▶ [Record excerpts]
+ + + + + + +
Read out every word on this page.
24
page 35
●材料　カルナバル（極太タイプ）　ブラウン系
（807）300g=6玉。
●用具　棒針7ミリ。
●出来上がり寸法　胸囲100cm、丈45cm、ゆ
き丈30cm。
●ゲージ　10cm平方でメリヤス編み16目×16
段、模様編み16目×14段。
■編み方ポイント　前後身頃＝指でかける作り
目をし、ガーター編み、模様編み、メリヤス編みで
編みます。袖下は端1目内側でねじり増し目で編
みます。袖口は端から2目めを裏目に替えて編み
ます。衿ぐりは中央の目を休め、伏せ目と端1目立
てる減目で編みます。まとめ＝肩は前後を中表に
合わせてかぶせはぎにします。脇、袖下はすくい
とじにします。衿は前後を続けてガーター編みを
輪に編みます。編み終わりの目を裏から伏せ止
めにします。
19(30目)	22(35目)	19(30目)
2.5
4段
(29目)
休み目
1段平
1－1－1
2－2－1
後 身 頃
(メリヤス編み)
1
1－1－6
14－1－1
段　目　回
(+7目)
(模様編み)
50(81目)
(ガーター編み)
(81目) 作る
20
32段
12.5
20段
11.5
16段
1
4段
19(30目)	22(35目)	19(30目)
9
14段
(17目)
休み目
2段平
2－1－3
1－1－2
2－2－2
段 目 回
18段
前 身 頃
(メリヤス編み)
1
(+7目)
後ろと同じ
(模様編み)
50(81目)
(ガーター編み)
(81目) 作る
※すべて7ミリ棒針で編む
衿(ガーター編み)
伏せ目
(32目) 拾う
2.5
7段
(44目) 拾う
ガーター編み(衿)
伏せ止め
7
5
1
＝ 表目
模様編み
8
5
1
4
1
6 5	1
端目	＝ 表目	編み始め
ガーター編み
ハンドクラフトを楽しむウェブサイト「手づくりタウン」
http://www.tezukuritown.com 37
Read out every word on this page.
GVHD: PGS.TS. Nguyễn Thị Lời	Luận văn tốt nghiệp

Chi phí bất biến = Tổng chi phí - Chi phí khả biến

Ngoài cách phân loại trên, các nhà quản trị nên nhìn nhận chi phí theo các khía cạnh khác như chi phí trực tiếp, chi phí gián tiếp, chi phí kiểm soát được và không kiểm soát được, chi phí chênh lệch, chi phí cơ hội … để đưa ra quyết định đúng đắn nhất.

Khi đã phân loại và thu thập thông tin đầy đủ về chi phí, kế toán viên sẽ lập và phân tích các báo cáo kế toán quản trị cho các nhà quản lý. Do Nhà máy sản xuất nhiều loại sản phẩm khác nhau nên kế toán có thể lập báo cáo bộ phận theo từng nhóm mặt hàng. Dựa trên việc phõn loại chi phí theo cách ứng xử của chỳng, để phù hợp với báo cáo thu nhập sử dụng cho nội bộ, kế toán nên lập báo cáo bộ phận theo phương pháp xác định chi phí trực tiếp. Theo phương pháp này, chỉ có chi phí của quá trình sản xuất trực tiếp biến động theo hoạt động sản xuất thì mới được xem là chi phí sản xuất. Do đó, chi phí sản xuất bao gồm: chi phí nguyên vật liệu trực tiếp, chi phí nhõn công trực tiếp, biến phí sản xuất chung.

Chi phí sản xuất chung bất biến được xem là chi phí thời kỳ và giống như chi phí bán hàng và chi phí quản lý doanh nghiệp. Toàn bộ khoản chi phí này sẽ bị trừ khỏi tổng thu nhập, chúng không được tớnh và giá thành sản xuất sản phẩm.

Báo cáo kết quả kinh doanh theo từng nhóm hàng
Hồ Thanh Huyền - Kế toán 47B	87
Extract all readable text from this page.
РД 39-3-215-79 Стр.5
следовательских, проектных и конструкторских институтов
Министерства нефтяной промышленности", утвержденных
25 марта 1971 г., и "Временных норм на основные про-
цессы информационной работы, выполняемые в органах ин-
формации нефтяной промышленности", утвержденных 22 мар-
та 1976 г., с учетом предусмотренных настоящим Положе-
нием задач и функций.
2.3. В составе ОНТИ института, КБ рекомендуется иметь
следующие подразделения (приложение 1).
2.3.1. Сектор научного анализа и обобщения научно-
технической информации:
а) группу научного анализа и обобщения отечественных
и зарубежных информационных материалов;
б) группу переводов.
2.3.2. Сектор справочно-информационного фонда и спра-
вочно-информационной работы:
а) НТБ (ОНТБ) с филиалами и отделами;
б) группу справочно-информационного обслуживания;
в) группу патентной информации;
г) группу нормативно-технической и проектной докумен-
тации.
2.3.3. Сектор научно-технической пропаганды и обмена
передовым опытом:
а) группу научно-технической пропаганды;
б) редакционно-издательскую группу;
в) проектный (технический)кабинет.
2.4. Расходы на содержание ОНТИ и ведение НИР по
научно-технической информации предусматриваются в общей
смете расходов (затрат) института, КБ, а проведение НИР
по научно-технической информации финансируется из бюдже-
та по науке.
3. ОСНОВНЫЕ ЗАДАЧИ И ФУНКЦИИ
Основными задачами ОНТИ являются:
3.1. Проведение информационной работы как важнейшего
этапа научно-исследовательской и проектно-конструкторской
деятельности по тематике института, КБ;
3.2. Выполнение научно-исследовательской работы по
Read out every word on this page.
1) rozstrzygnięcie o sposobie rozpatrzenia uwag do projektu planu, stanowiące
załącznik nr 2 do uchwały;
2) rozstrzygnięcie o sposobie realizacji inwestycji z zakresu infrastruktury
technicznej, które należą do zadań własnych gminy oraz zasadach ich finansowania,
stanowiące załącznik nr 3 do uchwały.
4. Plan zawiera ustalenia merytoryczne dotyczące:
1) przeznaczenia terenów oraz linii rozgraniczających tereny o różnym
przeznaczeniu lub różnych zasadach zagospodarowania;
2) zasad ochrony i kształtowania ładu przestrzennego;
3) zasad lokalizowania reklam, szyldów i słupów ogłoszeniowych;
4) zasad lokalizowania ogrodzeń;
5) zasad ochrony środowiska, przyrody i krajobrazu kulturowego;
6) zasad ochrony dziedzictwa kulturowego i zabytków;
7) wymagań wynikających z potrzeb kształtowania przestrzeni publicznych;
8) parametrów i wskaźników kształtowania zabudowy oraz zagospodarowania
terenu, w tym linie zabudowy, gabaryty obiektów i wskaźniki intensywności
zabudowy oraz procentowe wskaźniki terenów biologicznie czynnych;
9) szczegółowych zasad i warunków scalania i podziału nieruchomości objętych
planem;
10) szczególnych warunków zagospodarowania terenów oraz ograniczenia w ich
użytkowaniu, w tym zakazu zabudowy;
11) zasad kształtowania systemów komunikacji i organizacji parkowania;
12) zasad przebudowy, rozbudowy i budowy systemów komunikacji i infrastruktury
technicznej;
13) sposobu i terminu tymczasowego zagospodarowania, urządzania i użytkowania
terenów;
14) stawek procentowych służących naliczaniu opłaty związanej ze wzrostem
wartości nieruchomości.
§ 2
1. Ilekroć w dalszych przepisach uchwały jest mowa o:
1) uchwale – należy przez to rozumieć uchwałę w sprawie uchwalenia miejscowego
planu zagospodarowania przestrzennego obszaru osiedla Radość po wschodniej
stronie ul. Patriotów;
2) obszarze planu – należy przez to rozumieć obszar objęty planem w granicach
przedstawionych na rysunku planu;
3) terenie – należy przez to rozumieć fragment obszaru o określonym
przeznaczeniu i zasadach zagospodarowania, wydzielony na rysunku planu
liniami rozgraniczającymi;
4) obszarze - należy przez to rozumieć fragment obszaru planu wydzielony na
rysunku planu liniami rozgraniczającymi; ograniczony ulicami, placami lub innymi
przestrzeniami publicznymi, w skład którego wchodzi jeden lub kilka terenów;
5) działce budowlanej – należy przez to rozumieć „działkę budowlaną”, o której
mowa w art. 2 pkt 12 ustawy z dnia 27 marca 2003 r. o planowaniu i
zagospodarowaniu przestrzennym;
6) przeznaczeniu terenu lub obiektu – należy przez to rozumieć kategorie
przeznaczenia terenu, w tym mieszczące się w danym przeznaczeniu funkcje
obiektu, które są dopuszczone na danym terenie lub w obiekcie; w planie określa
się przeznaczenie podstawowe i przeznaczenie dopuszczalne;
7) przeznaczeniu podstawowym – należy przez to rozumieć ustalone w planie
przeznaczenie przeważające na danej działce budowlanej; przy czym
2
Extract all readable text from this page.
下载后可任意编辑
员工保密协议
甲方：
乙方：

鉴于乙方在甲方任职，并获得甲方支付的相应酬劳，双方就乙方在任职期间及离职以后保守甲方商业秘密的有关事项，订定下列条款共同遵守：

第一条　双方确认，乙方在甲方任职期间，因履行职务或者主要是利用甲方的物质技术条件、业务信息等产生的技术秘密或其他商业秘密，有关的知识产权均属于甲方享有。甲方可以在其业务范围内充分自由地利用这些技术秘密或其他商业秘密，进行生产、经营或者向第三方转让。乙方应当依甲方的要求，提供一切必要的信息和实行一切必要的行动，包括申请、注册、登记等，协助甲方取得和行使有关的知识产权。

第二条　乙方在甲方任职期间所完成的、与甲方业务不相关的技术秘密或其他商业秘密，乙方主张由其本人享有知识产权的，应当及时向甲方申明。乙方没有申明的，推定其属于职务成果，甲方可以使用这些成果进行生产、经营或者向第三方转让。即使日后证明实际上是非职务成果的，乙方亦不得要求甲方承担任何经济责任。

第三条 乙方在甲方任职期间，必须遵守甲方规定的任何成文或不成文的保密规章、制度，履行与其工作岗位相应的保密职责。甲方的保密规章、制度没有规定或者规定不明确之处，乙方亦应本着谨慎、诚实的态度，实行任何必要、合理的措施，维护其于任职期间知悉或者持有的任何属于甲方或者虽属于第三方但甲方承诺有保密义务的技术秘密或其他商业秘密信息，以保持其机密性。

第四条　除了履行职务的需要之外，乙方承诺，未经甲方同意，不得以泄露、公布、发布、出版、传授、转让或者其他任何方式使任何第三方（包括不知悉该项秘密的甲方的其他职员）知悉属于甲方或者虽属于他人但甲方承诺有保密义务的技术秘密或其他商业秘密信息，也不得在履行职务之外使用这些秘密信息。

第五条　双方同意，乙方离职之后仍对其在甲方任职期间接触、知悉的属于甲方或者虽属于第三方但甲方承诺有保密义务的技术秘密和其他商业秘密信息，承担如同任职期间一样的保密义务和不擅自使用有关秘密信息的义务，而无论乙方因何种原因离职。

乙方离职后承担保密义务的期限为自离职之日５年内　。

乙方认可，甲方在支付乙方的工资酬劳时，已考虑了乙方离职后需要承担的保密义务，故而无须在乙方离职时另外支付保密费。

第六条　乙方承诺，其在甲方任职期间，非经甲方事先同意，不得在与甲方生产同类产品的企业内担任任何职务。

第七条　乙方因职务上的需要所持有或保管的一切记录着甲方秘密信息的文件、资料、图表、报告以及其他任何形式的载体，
+ + + + + + +
▶ [Given request]
In the listing, find every line with the word "анализа" and state how many there are, nothing more.

▶ [Exercise solution]
2